### SHORT EXERCISE
Scan the entries below and extract each line with the word "this" in it.

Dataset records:

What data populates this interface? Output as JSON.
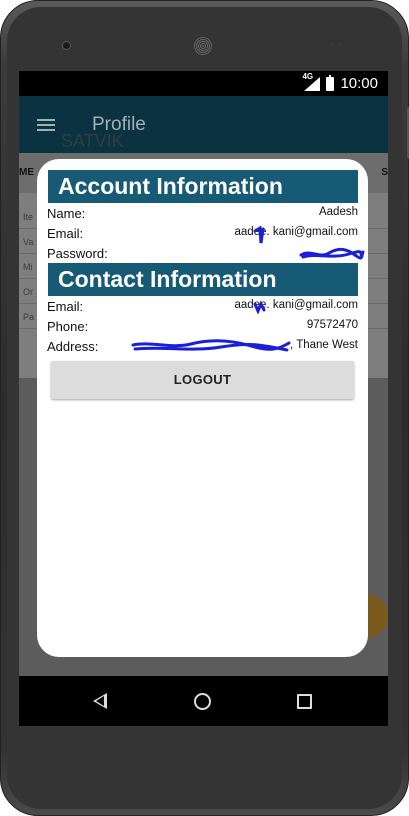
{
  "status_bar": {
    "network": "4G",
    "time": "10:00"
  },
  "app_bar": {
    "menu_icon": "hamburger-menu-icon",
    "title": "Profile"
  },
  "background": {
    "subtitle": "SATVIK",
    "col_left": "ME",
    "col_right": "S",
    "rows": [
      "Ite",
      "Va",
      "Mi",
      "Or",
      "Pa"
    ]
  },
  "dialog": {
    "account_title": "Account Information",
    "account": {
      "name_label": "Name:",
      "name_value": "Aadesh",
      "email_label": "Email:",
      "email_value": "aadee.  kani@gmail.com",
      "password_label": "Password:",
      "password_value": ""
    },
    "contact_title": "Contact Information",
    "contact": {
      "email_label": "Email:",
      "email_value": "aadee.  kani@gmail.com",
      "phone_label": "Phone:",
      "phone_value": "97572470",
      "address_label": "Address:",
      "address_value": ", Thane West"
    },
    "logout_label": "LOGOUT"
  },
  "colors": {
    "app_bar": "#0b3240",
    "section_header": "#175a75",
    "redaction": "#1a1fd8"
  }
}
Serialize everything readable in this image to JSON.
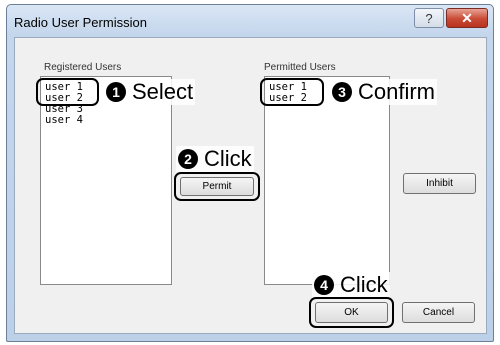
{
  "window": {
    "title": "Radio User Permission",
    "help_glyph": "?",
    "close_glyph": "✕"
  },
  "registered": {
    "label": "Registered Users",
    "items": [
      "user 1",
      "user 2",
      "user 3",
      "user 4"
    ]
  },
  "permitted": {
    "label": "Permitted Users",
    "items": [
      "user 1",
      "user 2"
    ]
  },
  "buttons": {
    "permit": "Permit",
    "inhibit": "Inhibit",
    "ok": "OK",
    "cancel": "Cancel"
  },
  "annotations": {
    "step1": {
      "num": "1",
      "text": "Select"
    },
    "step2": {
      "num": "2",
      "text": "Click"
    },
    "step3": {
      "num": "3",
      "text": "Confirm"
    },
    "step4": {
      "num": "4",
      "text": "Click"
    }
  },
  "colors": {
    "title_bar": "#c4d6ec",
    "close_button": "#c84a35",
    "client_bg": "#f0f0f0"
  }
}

### CORRECT RESULT
What data populates this interface? Output as JSON.
Serialize everything readable in this image to JSON.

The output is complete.